▶ _WHAT THE EXERCISE ASKS_
Report every line from the material that contains the word "count".

+++ PROVIDED RECORDS

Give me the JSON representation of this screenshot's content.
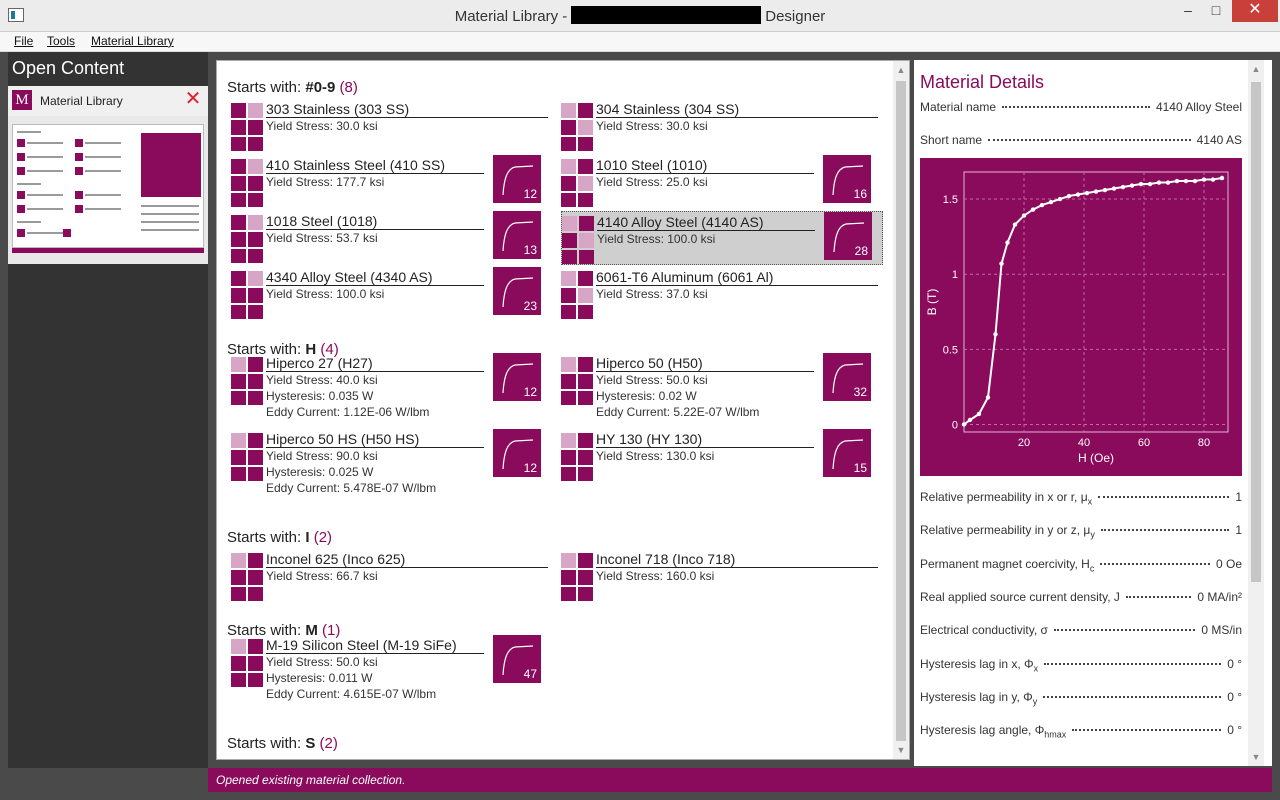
{
  "window": {
    "title_left": "Material Library -",
    "title_right": "Designer",
    "min_glyph": "–",
    "max_glyph": "□",
    "close_glyph": "✕"
  },
  "menu": {
    "items": [
      "File",
      "Tools",
      "Material Library"
    ]
  },
  "sidebar": {
    "title": "Open Content",
    "open_item": {
      "badge": "M",
      "label": "Material Library",
      "close_glyph": "✕"
    }
  },
  "list": {
    "sections": [
      {
        "prefix": "Starts with: ",
        "key": "#0-9",
        "count": "(8)"
      },
      {
        "prefix": "Starts with: ",
        "key": "H",
        "count": "(4)"
      },
      {
        "prefix": "Starts with: ",
        "key": "I",
        "count": "(2)"
      },
      {
        "prefix": "Starts with: ",
        "key": "M",
        "count": "(1)"
      },
      {
        "prefix": "Starts with: ",
        "key": "S",
        "count": "(2)"
      }
    ],
    "cards": [
      {
        "name": "303 Stainless (303 SS)",
        "lines": [
          "Yield Stress: 30.0 ksi"
        ],
        "curve": null,
        "selected": false
      },
      {
        "name": "304 Stainless (304 SS)",
        "lines": [
          "Yield Stress: 30.0 ksi"
        ],
        "curve": null,
        "selected": false
      },
      {
        "name": "410 Stainless Steel (410 SS)",
        "lines": [
          "Yield Stress: 177.7 ksi"
        ],
        "curve": "12",
        "selected": false
      },
      {
        "name": "1010 Steel (1010)",
        "lines": [
          "Yield Stress: 25.0 ksi"
        ],
        "curve": "16",
        "selected": false
      },
      {
        "name": "1018 Steel (1018)",
        "lines": [
          "Yield Stress: 53.7 ksi"
        ],
        "curve": "13",
        "selected": false
      },
      {
        "name": "4140 Alloy Steel (4140 AS)",
        "lines": [
          "Yield Stress: 100.0 ksi"
        ],
        "curve": "28",
        "selected": true
      },
      {
        "name": "4340 Alloy Steel (4340 AS)",
        "lines": [
          "Yield Stress: 100.0 ksi"
        ],
        "curve": "23",
        "selected": false
      },
      {
        "name": "6061-T6 Aluminum (6061 Al)",
        "lines": [
          "Yield Stress: 37.0 ksi"
        ],
        "curve": null,
        "selected": false
      },
      {
        "name": "Hiperco 27 (H27)",
        "lines": [
          "Yield Stress: 40.0 ksi",
          "Hysteresis: 0.035 W",
          "Eddy Current: 1.12E-06 W/lbm"
        ],
        "curve": "12",
        "selected": false
      },
      {
        "name": "Hiperco 50 (H50)",
        "lines": [
          "Yield Stress: 50.0 ksi",
          "Hysteresis: 0.02 W",
          "Eddy Current: 5.22E-07 W/lbm"
        ],
        "curve": "32",
        "selected": false
      },
      {
        "name": "Hiperco 50 HS (H50 HS)",
        "lines": [
          "Yield Stress: 90.0 ksi",
          "Hysteresis: 0.025 W",
          "Eddy Current: 5.478E-07 W/lbm"
        ],
        "curve": "12",
        "selected": false
      },
      {
        "name": "HY 130 (HY 130)",
        "lines": [
          "Yield Stress: 130.0 ksi"
        ],
        "curve": "15",
        "selected": false
      },
      {
        "name": "Inconel 625 (Inco 625)",
        "lines": [
          "Yield Stress: 66.7 ksi"
        ],
        "curve": null,
        "selected": false
      },
      {
        "name": "Inconel 718 (Inco 718)",
        "lines": [
          "Yield Stress: 160.0 ksi"
        ],
        "curve": null,
        "selected": false
      },
      {
        "name": "M-19 Silicon Steel (M-19 SiFe)",
        "lines": [
          "Yield Stress: 50.0 ksi",
          "Hysteresis: 0.011 W",
          "Eddy Current: 4.615E-07 W/lbm"
        ],
        "curve": "47",
        "selected": false
      }
    ]
  },
  "details": {
    "title": "Material Details",
    "rows_top": [
      {
        "label": "Material name",
        "value": "4140 Alloy Steel"
      },
      {
        "label": "Short name",
        "value": "4140 AS"
      }
    ],
    "rows_bottom": [
      {
        "label": "Relative permeability in x or r,  μ",
        "sub": "x",
        "value": "1"
      },
      {
        "label": "Relative permeability in y or z,  μ",
        "sub": "y",
        "value": "1"
      },
      {
        "label": "Permanent magnet coercivity, H",
        "sub": "c",
        "value": "0 Oe"
      },
      {
        "label": "Real applied source current density, J",
        "sub": "",
        "value": "0 MA/in²"
      },
      {
        "label": "Electrical conductivity, σ",
        "sub": "",
        "value": "0 MS/in"
      },
      {
        "label": "Hysteresis lag in x, Φ",
        "sub": "x",
        "value": "0 °"
      },
      {
        "label": "Hysteresis lag in y, Φ",
        "sub": "y",
        "value": "0 °"
      },
      {
        "label": "Hysteresis lag angle, Φ",
        "sub": "hmax",
        "value": "0 °"
      }
    ]
  },
  "chart_data": {
    "type": "scatter",
    "title": "",
    "xlabel": "H (Oe)",
    "ylabel": "B (T)",
    "xlim": [
      0,
      88
    ],
    "ylim": [
      -0.05,
      1.68
    ],
    "xticks": [
      20,
      40,
      60,
      80
    ],
    "yticks": [
      0,
      0.5,
      1,
      1.5
    ],
    "ytick_labels": [
      "0",
      "0.5",
      "1",
      "1.5"
    ],
    "grid": true,
    "series": [
      {
        "x": [
          0,
          2,
          5,
          8,
          10.5,
          12.5,
          14.5,
          17,
          20,
          23,
          26,
          29,
          32,
          35,
          38,
          41,
          44,
          47,
          50,
          53,
          56,
          59,
          62,
          65,
          68,
          71,
          74,
          77,
          80,
          83,
          86
        ],
        "y": [
          0,
          0.03,
          0.07,
          0.18,
          0.6,
          1.07,
          1.21,
          1.33,
          1.39,
          1.43,
          1.46,
          1.48,
          1.5,
          1.52,
          1.53,
          1.54,
          1.55,
          1.56,
          1.57,
          1.58,
          1.59,
          1.6,
          1.6,
          1.61,
          1.61,
          1.62,
          1.62,
          1.62,
          1.63,
          1.63,
          1.64
        ]
      }
    ],
    "colors": {
      "background": "#8a0a5c",
      "line": "#ffffff",
      "grid": "#c06aa0"
    }
  },
  "status": {
    "text": "Opened existing material collection."
  },
  "colors": {
    "accent": "#8a0a5c",
    "accent_light": "#d7a6c6"
  }
}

++++++

▶ _FINAL ANSWER_
        "count": "(8)"
        "count": "(4)"
        "count": "(2)"
        "count": "(1)"
        "count": "(2)"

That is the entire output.